--- What needs to be done ---
Identify every line in the records below that contains the word "last", and copy each of those lines.

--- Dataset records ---
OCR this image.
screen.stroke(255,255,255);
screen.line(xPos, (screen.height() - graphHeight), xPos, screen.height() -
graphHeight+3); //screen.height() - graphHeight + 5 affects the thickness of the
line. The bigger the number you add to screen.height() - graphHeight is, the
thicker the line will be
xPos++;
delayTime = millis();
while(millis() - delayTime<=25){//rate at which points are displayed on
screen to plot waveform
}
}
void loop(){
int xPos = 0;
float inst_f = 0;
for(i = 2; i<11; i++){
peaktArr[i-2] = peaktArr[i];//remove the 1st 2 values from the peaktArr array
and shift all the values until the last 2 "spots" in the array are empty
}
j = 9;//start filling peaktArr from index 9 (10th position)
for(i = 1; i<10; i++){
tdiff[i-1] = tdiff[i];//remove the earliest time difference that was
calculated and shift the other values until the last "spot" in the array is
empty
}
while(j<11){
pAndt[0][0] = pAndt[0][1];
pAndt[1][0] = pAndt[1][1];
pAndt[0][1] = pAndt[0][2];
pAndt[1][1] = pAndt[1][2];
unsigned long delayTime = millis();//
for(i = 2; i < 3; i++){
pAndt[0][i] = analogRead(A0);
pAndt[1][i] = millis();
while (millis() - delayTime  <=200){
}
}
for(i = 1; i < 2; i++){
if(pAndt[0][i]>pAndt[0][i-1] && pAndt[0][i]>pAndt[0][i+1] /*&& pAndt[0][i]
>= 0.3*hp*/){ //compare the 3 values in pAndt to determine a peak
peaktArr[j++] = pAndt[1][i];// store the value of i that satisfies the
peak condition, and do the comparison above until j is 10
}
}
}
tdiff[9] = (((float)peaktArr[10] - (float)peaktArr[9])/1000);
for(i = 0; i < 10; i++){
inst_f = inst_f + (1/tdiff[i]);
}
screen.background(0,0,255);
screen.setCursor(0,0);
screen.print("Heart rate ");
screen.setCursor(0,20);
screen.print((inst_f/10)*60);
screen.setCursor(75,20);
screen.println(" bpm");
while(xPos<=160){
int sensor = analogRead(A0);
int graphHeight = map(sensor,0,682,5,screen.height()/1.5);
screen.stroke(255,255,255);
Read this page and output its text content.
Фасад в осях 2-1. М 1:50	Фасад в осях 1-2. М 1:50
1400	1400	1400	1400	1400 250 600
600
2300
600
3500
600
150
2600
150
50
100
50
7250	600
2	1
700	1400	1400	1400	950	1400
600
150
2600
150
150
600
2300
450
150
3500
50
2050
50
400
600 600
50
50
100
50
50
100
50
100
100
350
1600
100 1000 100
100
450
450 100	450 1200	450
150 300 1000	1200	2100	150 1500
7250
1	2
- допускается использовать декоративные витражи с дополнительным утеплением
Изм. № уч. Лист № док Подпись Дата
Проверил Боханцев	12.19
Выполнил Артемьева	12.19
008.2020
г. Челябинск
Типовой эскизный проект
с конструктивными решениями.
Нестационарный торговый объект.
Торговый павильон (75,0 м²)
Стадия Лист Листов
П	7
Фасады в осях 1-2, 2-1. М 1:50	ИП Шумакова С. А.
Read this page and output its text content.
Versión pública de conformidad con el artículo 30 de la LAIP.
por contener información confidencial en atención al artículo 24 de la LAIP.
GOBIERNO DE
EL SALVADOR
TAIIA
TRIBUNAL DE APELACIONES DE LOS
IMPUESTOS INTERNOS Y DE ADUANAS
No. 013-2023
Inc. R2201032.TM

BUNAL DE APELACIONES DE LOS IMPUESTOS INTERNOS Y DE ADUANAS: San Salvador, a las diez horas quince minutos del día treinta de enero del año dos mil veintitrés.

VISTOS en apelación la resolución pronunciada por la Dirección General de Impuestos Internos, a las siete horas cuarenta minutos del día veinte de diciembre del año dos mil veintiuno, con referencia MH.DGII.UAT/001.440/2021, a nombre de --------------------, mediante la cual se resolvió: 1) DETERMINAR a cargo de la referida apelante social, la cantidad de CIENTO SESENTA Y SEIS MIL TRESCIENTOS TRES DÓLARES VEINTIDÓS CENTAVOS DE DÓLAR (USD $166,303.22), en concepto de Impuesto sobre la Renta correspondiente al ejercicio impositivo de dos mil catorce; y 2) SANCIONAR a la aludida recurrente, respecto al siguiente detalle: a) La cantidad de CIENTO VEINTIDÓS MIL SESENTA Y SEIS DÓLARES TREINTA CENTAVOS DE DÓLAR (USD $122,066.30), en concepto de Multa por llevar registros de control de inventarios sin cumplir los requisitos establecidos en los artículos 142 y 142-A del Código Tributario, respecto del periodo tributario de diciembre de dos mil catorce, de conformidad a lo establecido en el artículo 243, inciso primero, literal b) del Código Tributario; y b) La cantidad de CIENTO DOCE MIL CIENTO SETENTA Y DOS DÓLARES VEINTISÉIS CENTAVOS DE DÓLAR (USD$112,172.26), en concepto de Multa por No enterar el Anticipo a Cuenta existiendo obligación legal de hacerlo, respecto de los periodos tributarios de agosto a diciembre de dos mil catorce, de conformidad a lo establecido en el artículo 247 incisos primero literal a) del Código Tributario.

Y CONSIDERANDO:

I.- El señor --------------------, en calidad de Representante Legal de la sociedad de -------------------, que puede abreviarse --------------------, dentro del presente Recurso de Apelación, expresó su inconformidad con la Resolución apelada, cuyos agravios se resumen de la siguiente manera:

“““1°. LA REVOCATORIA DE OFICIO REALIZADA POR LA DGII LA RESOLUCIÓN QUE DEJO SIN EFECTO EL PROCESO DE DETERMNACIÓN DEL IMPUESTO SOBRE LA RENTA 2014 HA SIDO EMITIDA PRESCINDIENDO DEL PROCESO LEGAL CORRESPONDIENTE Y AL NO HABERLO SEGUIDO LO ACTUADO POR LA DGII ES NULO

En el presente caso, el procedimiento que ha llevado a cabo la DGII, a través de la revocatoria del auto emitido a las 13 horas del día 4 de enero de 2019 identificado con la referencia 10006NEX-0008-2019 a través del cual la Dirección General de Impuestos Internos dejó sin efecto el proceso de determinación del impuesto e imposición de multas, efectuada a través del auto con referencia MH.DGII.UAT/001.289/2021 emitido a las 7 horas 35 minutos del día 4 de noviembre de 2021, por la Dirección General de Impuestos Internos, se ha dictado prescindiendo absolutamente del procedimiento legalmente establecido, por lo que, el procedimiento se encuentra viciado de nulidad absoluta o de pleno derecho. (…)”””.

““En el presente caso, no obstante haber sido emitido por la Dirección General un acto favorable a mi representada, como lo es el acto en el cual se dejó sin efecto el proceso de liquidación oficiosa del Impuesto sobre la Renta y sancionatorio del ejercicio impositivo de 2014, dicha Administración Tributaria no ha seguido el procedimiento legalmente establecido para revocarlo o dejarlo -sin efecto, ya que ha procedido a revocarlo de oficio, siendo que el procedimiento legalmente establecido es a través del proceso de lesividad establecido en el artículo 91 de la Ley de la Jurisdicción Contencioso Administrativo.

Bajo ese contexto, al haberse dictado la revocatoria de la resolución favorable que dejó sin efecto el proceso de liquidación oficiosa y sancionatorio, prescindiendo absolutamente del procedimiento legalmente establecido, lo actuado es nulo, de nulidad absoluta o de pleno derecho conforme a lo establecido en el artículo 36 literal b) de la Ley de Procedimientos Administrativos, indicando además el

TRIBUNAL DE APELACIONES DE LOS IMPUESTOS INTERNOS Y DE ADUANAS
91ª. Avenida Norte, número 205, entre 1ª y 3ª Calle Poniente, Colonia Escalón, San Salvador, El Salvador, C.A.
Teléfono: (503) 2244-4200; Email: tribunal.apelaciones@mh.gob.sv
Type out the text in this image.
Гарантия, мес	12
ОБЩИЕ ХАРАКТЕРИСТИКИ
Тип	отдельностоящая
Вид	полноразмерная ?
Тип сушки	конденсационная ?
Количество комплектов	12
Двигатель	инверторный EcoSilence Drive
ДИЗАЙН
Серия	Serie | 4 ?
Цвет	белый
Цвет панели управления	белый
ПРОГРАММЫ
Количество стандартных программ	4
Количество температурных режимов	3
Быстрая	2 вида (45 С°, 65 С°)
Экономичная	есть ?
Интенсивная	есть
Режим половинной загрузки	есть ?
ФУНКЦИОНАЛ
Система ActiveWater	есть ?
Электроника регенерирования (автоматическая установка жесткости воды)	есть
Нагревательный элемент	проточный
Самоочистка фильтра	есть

--- Problem solution ---
and shift all the values until the last 2 "spots" in the array are empty
calculated and shift the other values until the last "spot" in the array is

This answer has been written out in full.